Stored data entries
* begin *

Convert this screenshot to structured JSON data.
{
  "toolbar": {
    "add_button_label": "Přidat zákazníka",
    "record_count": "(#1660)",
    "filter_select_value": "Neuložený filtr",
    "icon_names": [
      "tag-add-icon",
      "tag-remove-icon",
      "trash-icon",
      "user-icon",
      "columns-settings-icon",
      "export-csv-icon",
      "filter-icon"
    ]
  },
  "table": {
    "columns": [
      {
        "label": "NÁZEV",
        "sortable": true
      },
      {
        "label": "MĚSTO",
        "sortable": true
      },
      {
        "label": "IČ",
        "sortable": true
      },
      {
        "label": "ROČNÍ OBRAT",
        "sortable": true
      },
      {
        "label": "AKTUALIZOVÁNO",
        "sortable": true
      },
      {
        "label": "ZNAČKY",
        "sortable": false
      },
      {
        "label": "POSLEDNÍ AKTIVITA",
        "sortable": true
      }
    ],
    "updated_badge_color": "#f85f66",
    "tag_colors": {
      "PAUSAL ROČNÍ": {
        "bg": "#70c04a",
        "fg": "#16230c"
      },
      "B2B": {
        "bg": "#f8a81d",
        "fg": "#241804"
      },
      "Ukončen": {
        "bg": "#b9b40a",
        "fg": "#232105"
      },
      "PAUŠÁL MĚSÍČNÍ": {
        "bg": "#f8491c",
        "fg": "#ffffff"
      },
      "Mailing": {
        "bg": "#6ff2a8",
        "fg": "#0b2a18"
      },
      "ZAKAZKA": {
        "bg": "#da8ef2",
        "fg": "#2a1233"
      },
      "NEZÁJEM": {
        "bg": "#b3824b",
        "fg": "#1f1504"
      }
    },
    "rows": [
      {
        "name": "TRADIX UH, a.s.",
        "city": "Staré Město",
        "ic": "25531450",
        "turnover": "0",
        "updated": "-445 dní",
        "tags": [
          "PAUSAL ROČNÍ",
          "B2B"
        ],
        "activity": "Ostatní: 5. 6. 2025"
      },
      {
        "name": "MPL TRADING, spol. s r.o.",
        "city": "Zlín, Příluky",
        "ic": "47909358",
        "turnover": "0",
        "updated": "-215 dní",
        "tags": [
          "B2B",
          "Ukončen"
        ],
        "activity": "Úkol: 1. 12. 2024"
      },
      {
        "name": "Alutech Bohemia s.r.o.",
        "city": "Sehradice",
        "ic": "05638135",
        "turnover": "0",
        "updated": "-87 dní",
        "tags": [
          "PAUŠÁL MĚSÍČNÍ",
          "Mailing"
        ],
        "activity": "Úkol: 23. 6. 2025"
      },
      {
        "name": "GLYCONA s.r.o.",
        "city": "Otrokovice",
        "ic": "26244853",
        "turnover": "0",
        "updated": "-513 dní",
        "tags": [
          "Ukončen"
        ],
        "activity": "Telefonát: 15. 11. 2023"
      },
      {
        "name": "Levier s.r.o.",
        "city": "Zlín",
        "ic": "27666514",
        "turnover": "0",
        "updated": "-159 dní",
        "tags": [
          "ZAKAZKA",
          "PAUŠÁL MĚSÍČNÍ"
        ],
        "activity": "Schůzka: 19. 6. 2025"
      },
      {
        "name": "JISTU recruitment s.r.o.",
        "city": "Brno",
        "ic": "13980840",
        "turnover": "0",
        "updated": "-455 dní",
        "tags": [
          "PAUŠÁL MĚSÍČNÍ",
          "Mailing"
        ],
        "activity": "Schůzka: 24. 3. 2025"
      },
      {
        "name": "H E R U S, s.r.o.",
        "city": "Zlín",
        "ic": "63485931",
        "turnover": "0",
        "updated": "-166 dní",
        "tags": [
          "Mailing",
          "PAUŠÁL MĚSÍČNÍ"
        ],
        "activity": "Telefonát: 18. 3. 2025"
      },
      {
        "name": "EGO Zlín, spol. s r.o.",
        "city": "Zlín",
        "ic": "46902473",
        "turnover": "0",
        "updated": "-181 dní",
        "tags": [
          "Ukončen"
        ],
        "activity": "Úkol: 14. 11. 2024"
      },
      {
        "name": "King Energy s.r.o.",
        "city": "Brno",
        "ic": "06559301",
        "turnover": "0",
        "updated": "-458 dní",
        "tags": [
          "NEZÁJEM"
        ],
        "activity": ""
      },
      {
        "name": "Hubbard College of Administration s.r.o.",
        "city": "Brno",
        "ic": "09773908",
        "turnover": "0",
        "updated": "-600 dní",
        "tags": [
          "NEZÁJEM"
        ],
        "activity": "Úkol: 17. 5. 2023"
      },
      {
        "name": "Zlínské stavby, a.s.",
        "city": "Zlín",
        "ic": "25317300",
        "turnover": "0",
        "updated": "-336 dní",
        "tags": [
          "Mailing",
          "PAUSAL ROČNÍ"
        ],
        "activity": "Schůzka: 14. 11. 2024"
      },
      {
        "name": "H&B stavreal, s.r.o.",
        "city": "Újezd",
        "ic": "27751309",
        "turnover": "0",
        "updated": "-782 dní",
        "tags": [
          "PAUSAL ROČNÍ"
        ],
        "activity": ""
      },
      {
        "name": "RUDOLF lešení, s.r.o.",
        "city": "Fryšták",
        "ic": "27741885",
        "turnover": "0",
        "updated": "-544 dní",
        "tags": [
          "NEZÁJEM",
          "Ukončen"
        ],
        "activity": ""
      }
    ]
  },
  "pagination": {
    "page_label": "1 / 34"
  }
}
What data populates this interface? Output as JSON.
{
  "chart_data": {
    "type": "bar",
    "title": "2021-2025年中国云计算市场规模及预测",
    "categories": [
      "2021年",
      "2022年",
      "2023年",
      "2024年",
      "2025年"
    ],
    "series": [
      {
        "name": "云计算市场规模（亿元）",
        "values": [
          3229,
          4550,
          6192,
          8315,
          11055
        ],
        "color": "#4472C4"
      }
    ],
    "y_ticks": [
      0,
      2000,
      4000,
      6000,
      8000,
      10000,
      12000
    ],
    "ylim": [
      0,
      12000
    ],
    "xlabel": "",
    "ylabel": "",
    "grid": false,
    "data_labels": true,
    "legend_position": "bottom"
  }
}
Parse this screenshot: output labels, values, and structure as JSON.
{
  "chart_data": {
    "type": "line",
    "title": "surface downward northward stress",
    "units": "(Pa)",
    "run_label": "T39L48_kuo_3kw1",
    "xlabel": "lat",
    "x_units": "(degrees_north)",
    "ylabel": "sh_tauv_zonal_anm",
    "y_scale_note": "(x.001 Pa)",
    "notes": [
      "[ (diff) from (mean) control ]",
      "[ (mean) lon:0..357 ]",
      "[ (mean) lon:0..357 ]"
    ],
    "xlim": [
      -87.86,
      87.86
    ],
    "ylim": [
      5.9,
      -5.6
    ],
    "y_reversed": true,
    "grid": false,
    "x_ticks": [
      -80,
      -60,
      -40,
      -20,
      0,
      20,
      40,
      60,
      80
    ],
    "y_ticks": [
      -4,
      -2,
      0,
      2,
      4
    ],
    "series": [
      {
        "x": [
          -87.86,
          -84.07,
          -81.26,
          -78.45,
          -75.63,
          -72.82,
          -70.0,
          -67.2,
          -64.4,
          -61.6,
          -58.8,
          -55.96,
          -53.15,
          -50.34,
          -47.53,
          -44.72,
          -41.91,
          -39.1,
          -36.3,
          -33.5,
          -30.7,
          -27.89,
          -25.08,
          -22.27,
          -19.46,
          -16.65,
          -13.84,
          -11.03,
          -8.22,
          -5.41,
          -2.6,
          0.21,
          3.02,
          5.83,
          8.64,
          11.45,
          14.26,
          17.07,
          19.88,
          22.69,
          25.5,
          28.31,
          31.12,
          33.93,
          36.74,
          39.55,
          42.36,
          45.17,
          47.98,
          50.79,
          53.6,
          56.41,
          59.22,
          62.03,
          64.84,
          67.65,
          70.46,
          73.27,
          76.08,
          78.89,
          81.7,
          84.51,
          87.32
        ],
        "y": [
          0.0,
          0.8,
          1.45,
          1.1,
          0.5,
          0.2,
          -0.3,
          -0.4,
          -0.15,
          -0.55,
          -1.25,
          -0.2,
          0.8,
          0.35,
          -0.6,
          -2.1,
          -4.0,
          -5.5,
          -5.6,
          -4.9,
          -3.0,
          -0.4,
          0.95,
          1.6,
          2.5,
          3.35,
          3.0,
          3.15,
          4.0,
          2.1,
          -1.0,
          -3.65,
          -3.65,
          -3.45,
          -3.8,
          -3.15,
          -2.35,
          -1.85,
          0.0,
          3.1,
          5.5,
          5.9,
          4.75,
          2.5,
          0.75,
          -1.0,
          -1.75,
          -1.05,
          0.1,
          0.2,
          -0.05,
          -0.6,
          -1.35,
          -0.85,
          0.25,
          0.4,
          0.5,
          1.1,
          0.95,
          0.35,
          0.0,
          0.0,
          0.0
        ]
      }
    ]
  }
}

* end *

→ WRITTEN INSTRUCTION
Gather every line from the listing above in which the word "screenshot" appears.

→ RESPONSE FOR THIS EXERCISE
Convert this screenshot to structured JSON data.
Parse this screenshot: output labels, values, and structure as JSON.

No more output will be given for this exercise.